Find every line in the records that holds the string "환승연애". Copy each one.
::: INFORMATION GIVEN
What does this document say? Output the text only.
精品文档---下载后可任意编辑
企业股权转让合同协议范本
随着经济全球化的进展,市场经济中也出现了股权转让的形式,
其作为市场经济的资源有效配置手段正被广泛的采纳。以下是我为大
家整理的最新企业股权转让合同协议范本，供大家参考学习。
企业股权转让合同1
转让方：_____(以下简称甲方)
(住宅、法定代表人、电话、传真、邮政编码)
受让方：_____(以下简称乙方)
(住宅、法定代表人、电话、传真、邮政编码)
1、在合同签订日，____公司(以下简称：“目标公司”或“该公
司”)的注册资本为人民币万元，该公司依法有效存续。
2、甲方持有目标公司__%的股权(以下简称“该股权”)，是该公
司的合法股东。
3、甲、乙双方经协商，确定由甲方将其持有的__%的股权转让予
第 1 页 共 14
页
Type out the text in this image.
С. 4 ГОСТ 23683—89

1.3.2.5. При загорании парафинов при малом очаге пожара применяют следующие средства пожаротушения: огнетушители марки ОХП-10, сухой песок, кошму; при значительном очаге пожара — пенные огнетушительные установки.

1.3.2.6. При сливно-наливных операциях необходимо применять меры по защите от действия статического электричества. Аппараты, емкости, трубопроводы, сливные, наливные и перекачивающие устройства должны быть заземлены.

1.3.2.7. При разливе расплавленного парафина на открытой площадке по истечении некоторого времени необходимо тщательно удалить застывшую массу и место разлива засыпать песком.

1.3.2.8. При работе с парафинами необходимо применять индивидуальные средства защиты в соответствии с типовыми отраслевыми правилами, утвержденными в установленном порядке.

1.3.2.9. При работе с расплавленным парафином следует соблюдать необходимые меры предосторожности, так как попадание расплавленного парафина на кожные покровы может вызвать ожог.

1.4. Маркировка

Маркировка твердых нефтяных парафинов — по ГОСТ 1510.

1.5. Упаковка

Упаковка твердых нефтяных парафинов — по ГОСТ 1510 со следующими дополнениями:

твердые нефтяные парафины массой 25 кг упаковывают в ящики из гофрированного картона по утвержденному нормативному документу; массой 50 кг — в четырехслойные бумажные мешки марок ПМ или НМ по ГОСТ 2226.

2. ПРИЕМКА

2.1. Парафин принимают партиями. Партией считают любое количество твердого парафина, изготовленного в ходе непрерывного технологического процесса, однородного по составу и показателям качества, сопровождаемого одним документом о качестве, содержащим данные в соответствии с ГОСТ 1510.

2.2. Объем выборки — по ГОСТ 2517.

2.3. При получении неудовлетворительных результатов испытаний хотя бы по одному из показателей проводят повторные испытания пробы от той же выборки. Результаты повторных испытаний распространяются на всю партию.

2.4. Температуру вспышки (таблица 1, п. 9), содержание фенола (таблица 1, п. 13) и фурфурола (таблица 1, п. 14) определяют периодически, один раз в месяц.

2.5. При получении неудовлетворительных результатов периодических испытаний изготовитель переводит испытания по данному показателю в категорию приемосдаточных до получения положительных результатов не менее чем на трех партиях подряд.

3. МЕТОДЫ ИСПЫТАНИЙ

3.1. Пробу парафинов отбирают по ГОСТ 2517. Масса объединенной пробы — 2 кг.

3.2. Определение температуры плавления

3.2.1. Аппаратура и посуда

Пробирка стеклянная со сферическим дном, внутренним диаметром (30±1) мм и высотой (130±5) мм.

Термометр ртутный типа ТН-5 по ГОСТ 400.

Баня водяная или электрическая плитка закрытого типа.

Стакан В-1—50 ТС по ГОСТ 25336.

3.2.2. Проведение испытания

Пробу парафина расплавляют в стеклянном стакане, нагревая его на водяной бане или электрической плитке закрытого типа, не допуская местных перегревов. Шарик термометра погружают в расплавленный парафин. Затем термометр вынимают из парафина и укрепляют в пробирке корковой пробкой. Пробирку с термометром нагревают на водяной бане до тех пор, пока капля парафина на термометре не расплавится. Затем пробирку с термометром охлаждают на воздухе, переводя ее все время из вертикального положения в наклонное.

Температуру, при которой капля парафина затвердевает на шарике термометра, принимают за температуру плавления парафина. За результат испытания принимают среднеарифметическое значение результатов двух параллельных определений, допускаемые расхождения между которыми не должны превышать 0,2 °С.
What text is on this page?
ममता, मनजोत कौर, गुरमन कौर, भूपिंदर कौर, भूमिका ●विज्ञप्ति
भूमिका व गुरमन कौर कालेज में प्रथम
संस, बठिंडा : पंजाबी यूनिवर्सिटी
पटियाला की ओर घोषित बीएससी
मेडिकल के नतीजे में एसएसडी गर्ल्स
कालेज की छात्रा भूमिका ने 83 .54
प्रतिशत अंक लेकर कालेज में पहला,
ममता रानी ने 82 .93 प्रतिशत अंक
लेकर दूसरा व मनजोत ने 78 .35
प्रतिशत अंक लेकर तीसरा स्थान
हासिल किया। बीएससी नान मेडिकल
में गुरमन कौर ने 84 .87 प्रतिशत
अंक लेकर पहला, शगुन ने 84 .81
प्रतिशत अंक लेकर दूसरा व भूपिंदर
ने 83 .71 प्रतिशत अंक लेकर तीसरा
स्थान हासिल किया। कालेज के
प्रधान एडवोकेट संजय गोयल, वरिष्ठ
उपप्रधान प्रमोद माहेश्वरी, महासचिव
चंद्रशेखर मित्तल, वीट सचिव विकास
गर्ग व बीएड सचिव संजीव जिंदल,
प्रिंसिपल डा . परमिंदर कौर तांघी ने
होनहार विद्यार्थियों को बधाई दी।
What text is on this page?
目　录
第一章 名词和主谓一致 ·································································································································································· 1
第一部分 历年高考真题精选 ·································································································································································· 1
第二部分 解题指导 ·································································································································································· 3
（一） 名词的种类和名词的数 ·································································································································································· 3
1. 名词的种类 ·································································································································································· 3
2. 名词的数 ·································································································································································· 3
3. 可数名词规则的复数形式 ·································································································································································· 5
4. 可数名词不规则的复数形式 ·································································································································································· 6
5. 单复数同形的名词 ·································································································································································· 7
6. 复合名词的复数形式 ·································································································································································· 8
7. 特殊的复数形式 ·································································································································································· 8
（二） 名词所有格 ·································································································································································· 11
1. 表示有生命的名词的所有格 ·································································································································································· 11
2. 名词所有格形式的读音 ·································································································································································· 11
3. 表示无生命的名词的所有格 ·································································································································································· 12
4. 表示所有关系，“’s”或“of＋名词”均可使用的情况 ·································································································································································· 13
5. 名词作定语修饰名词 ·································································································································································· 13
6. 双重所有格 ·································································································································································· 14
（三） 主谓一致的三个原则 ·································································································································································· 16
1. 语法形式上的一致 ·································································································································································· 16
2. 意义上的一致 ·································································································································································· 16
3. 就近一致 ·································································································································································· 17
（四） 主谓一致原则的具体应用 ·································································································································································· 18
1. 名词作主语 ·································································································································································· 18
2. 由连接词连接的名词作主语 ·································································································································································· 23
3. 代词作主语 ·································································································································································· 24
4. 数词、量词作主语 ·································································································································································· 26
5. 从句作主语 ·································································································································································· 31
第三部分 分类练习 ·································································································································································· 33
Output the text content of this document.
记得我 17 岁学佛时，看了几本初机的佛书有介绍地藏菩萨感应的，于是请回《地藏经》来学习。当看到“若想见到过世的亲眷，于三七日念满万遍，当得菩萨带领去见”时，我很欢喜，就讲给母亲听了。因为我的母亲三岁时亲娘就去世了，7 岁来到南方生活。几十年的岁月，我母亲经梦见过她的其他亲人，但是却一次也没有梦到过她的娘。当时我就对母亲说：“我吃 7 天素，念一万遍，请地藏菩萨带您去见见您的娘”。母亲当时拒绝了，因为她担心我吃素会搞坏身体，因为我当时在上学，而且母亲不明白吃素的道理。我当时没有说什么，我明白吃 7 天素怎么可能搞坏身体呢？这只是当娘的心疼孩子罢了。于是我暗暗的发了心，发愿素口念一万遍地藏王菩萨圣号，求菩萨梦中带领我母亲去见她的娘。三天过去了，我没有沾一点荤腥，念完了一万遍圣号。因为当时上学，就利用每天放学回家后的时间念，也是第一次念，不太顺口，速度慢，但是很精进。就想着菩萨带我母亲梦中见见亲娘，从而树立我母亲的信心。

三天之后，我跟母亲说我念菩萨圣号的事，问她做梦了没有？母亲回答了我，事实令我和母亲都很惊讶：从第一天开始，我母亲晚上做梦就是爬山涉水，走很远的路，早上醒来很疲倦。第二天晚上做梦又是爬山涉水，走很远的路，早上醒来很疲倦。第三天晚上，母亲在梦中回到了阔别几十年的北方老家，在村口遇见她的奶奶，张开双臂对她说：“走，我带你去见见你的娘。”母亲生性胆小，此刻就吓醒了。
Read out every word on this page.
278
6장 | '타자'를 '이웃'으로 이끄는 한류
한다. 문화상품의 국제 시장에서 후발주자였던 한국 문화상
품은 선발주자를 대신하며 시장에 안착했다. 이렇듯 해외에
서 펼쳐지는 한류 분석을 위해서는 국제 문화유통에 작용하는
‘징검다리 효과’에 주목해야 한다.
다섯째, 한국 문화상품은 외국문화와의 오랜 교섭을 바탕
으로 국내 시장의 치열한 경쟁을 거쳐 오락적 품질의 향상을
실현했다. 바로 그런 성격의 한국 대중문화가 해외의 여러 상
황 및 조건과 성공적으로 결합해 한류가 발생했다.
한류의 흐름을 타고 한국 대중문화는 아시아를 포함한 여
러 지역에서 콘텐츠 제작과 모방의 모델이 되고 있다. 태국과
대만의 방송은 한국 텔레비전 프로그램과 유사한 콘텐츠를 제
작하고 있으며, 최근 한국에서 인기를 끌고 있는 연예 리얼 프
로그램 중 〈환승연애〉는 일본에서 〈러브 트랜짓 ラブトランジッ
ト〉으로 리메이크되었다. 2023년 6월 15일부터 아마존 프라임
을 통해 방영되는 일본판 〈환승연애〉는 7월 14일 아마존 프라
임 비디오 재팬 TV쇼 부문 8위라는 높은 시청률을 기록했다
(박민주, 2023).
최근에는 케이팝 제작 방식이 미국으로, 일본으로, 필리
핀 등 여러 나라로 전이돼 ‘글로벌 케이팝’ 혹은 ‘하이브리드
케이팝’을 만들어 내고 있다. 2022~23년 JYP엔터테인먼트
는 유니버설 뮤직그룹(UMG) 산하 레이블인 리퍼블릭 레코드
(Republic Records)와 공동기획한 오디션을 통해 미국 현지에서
::::::
[ANSWER TO THE EXERCISE]:
로그램 중 〈환승연애〉는 일본에서 〈러브 트랜짓 ラブトランジッ
을 통해 방영되는 일본판 〈환승연애〉는 7월 14일 아마존 프라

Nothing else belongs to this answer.